··· Data provided

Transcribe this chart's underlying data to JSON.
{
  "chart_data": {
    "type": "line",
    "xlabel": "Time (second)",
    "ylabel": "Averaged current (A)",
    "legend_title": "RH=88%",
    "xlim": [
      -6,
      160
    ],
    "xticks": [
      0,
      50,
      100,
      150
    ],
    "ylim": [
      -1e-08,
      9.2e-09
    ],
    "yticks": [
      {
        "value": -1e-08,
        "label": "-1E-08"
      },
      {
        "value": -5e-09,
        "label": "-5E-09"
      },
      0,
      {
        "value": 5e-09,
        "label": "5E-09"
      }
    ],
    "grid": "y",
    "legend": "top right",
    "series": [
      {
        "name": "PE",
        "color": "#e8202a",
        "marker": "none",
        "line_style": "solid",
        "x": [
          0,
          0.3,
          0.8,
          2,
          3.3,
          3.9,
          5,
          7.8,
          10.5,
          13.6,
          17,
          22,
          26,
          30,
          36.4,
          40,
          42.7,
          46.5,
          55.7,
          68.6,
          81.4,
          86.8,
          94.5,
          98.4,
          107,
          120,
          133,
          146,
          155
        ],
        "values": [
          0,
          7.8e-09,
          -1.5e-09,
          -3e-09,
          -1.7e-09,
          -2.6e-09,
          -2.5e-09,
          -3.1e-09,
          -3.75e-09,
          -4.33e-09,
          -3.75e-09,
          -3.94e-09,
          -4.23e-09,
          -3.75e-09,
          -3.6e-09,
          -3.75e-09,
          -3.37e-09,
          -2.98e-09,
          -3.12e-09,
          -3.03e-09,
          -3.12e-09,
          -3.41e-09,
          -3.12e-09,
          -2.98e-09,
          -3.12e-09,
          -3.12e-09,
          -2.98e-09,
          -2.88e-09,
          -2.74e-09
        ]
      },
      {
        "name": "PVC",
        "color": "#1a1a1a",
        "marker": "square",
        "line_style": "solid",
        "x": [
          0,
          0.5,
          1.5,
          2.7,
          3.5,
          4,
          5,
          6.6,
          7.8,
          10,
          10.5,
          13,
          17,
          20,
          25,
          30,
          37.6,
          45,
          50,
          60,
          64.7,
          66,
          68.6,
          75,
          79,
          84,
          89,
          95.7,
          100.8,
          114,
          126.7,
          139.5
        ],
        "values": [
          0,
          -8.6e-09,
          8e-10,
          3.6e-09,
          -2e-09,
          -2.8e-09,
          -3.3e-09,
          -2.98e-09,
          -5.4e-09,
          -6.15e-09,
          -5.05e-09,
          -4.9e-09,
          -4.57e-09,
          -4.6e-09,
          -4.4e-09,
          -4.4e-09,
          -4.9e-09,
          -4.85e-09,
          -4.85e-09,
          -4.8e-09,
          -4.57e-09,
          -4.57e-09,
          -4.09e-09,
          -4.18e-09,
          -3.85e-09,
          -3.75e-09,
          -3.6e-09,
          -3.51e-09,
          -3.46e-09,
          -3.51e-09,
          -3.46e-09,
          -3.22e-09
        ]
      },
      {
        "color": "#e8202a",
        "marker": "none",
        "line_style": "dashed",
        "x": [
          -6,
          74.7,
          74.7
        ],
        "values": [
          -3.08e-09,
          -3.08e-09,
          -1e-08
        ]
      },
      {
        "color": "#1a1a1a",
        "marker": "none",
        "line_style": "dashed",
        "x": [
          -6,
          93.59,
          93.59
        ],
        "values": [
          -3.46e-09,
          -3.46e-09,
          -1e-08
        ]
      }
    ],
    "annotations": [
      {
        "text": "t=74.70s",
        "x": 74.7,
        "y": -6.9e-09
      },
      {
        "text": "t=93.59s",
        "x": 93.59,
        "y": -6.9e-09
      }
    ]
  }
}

······

**Exercise task**
Output every record above exactly as it appears.

**Task response**
Transcribe this chart's underlying data to JSON.
{
  "chart_data": {
    "type": "line",
    "xlabel": "Time (second)",
    "ylabel": "Averaged current (A)",
    "legend_title": "RH=88%",
    "xlim": [
      -6,
      160
    ],
    "xticks": [
      0,
      50,
      100,
      150
    ],
    "ylim": [
      -1e-08,
      9.2e-09
    ],
    "yticks": [
      {
        "value": -1e-08,
        "label": "-1E-08"
      },
      {
        "value": -5e-09,
        "label": "-5E-09"
      },
      0,
      {
        "value": 5e-09,
        "label": "5E-09"
      }
    ],
    "grid": "y",
    "legend": "top right",
    "series": [
      {
        "name": "PE",
        "color": "#e8202a",
        "marker": "none",
        "line_style": "solid",
        "x": [
          0,
          0.3,
          0.8,
          2,
          3.3,
          3.9,
          5,
          7.8,
          10.5,
          13.6,
          17,
          22,
          26,
          30,
          36.4,
          40,
          42.7,
          46.5,
          55.7,
          68.6,
          81.4,
          86.8,
          94.5,
          98.4,
          107,
          120,
          133,
          146,
          155
        ],
        "values": [
          0,
          7.8e-09,
          -1.5e-09,
          -3e-09,
          -1.7e-09,
          -2.6e-09,
          -2.5e-09,
          -3.1e-09,
          -3.75e-09,
          -4.33e-09,
          -3.75e-09,
          -3.94e-09,
          -4.23e-09,
          -3.75e-09,
          -3.6e-09,
          -3.75e-09,
          -3.37e-09,
          -2.98e-09,
          -3.12e-09,
          -3.03e-09,
          -3.12e-09,
          -3.41e-09,
          -3.12e-09,
          -2.98e-09,
          -3.12e-09,
          -3.12e-09,
          -2.98e-09,
          -2.88e-09,
          -2.74e-09
        ]
      },
      {
        "name": "PVC",
        "color": "#1a1a1a",
        "marker": "square",
        "line_style": "solid",
        "x": [
          0,
          0.5,
          1.5,
          2.7,
          3.5,
          4,
          5,
          6.6,
          7.8,
          10,
          10.5,
          13,
          17,
          20,
          25,
          30,
          37.6,
          45,
          50,
          60,
          64.7,
          66,
          68.6,
          75,
          79,
          84,
          89,
          95.7,
          100.8,
          114,
          126.7,
          139.5
        ],
        "values": [
          0,
          -8.6e-09,
          8e-10,
          3.6e-09,
          -2e-09,
          -2.8e-09,
          -3.3e-09,
          -2.98e-09,
          -5.4e-09,
          -6.15e-09,
          -5.05e-09,
          -4.9e-09,
          -4.57e-09,
          -4.6e-09,
          -4.4e-09,
          -4.4e-09,
          -4.9e-09,
          -4.85e-09,
          -4.85e-09,
          -4.8e-09,
          -4.57e-09,
          -4.57e-09,
          -4.09e-09,
          -4.18e-09,
          -3.85e-09,
          -3.75e-09,
          -3.6e-09,
          -3.51e-09,
          -3.46e-09,
          -3.51e-09,
          -3.46e-09,
          -3.22e-09
        ]
      },
      {
        "color": "#e8202a",
        "marker": "none",
        "line_style": "dashed",
        "x": [
          -6,
          74.7,
          74.7
        ],
        "values": [
          -3.08e-09,
          -3.08e-09,
          -1e-08
        ]
      },
      {
        "color": "#1a1a1a",
        "marker": "none",
        "line_style": "dashed",
        "x": [
          -6,
          93.59,
          93.59
        ],
        "values": [
          -3.46e-09,
          -3.46e-09,
          -1e-08
        ]
      }
    ],
    "annotations": [
      {
        "text": "t=74.70s",
        "x": 74.7,
        "y": -6.9e-09
      },
      {
        "text": "t=93.59s",
        "x": 93.59,
        "y": -6.9e-09
      }
    ]
  }
}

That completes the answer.